### [Problem requirements]
Work through the entries below and report how many lines include "content". The number alone is the answer.

### [Task inputs]
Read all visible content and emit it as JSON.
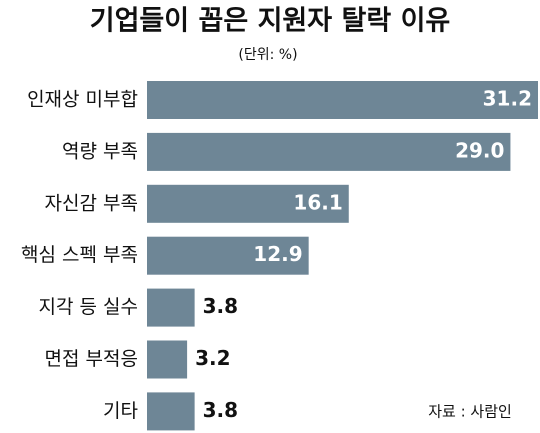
{
  "chart_data": {
    "type": "bar",
    "orientation": "horizontal",
    "title": "기업들이 꼽은 지원자 탈락 이유",
    "subtitle": "(단위: %)",
    "source": "자료 : 사람인",
    "categories": [
      "인재상 미부합",
      "역량 부족",
      "자신감 부족",
      "핵심 스펙 부족",
      "지각 등 실수",
      "면접 부적응",
      "기타"
    ],
    "values": [
      31.2,
      29.0,
      16.1,
      12.9,
      3.8,
      3.2,
      3.8
    ],
    "value_labels": [
      "31.2",
      "29.0",
      "16.1",
      "12.9",
      "3.8",
      "3.2",
      "3.8"
    ],
    "color": "#6e8696"
  }
}
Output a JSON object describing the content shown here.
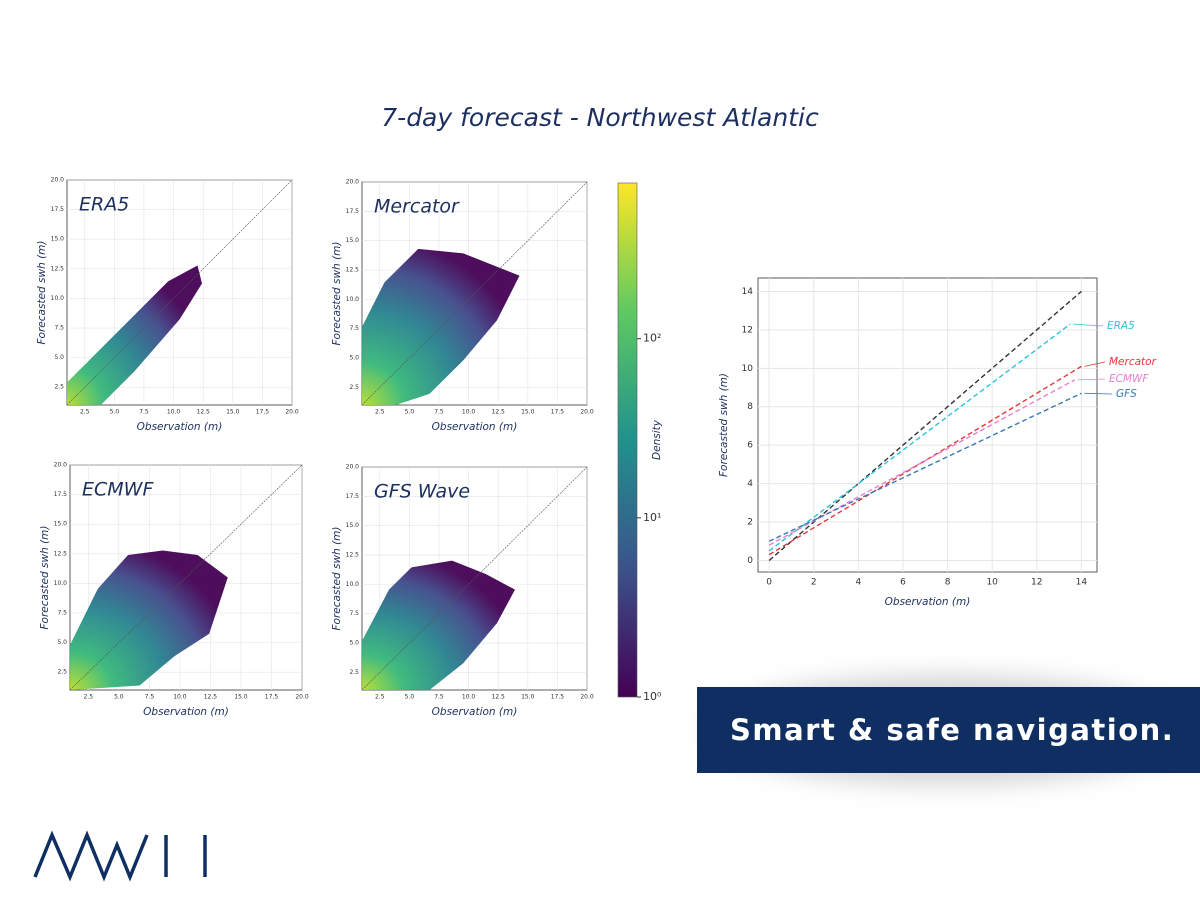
{
  "title": "7-day forecast - Northwest Atlantic",
  "banner": "Smart & safe navigation.",
  "chart_data": [
    {
      "type": "density",
      "title": "ERA5",
      "x_label": "Observation (m)",
      "y_label": "Forecasted swh (m)",
      "xlim": [
        1,
        20
      ],
      "ylim": [
        1,
        20
      ],
      "xticks": [
        2.5,
        {
          "value": 5,
          "label": "5.0"
        },
        7.5,
        {
          "value": 10,
          "label": "10.0"
        },
        12.5,
        {
          "value": 15,
          "label": "15.0"
        },
        17.5,
        {
          "value": 20,
          "label": "20.0"
        }
      ],
      "yticks": [
        2.5,
        {
          "value": 5,
          "label": "5.0"
        },
        7.5,
        {
          "value": 10,
          "label": "10.0"
        },
        12.5,
        {
          "value": 15,
          "label": "15.0"
        },
        17.5,
        {
          "value": 20,
          "label": "20.0"
        }
      ],
      "grid": true
    },
    {
      "type": "density",
      "title": "Mercator",
      "x_label": "Observation (m)",
      "y_label": "Forecasted swh (m)",
      "xlim": [
        1,
        20
      ],
      "ylim": [
        1,
        20
      ],
      "xticks": [
        2.5,
        {
          "value": 5,
          "label": "5.0"
        },
        7.5,
        {
          "value": 10,
          "label": "10.0"
        },
        12.5,
        {
          "value": 15,
          "label": "15.0"
        },
        17.5,
        {
          "value": 20,
          "label": "20.0"
        }
      ],
      "yticks": [
        2.5,
        {
          "value": 5,
          "label": "5.0"
        },
        7.5,
        {
          "value": 10,
          "label": "10.0"
        },
        12.5,
        {
          "value": 15,
          "label": "15.0"
        },
        17.5,
        {
          "value": 20,
          "label": "20.0"
        }
      ],
      "grid": true
    },
    {
      "type": "density",
      "title": "ECMWF",
      "x_label": "Observation (m)",
      "y_label": "Forecasted swh (m)",
      "xlim": [
        1,
        20
      ],
      "ylim": [
        1,
        20
      ],
      "xticks": [
        2.5,
        {
          "value": 5,
          "label": "5.0"
        },
        7.5,
        {
          "value": 10,
          "label": "10.0"
        },
        12.5,
        {
          "value": 15,
          "label": "15.0"
        },
        17.5,
        {
          "value": 20,
          "label": "20.0"
        }
      ],
      "yticks": [
        2.5,
        {
          "value": 5,
          "label": "5.0"
        },
        7.5,
        {
          "value": 10,
          "label": "10.0"
        },
        12.5,
        {
          "value": 15,
          "label": "15.0"
        },
        17.5,
        {
          "value": 20,
          "label": "20.0"
        }
      ],
      "grid": true
    },
    {
      "type": "density",
      "title": "GFS Wave",
      "x_label": "Observation (m)",
      "y_label": "Forecasted swh (m)",
      "xlim": [
        1,
        20
      ],
      "ylim": [
        1,
        20
      ],
      "xticks": [
        2.5,
        {
          "value": 5,
          "label": "5.0"
        },
        7.5,
        {
          "value": 10,
          "label": "10.0"
        },
        12.5,
        {
          "value": 15,
          "label": "15.0"
        },
        17.5,
        {
          "value": 20,
          "label": "20.0"
        }
      ],
      "yticks": [
        2.5,
        {
          "value": 5,
          "label": "5.0"
        },
        7.5,
        {
          "value": 10,
          "label": "10.0"
        },
        12.5,
        {
          "value": 15,
          "label": "15.0"
        },
        17.5,
        {
          "value": 20,
          "label": "20.0"
        }
      ],
      "grid": true
    },
    {
      "type": "colorbar",
      "label": "Density",
      "log_scale": true,
      "ylim": [
        1,
        740
      ],
      "yticks": [
        {
          "value": 1,
          "label": "10⁰"
        },
        {
          "value": 10,
          "label": "10¹"
        },
        {
          "value": 100,
          "label": "10²"
        }
      ]
    },
    {
      "type": "line",
      "x_label": "Observation (m)",
      "y_label": "Forecasted swh (m)",
      "xlim": [
        -0.5,
        14.7
      ],
      "ylim": [
        -0.6,
        14.7
      ],
      "xticks": [
        0,
        2,
        4,
        6,
        8,
        10,
        12,
        14
      ],
      "yticks": [
        0,
        2,
        4,
        6,
        8,
        10,
        12,
        14
      ],
      "grid": true,
      "series": [
        {
          "color": "#333333",
          "x": [
            0,
            14
          ],
          "values": [
            0,
            14
          ]
        },
        {
          "name": "ERA5",
          "color": "#2bc4d8",
          "x": [
            0,
            13.5
          ],
          "values": [
            0.5,
            12.3
          ]
        },
        {
          "name": "Mercator",
          "color": "#e03a3a",
          "x": [
            0,
            14
          ],
          "values": [
            0.3,
            10.1
          ]
        },
        {
          "name": "ECMWF",
          "color": "#e87fd0",
          "x": [
            0,
            13.7
          ],
          "values": [
            0.8,
            9.4
          ]
        },
        {
          "name": "GFS",
          "color": "#3a78b5",
          "x": [
            0,
            14
          ],
          "values": [
            1.0,
            8.7
          ]
        }
      ]
    }
  ]
}
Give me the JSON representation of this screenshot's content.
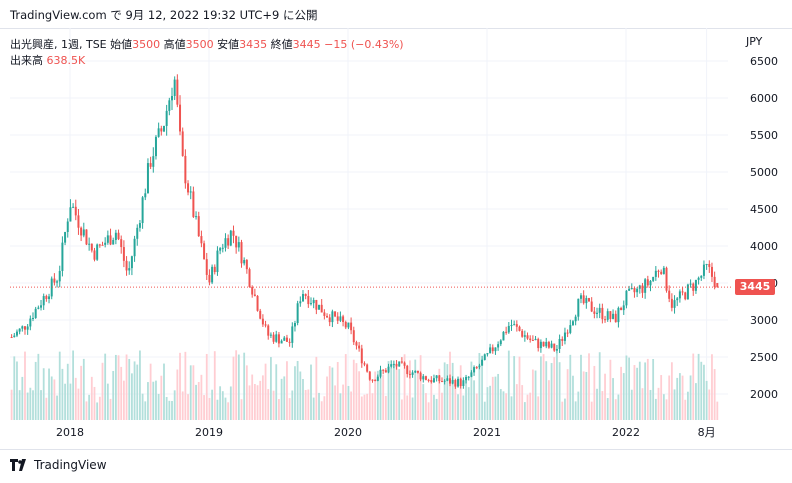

### [Solution for this task]
3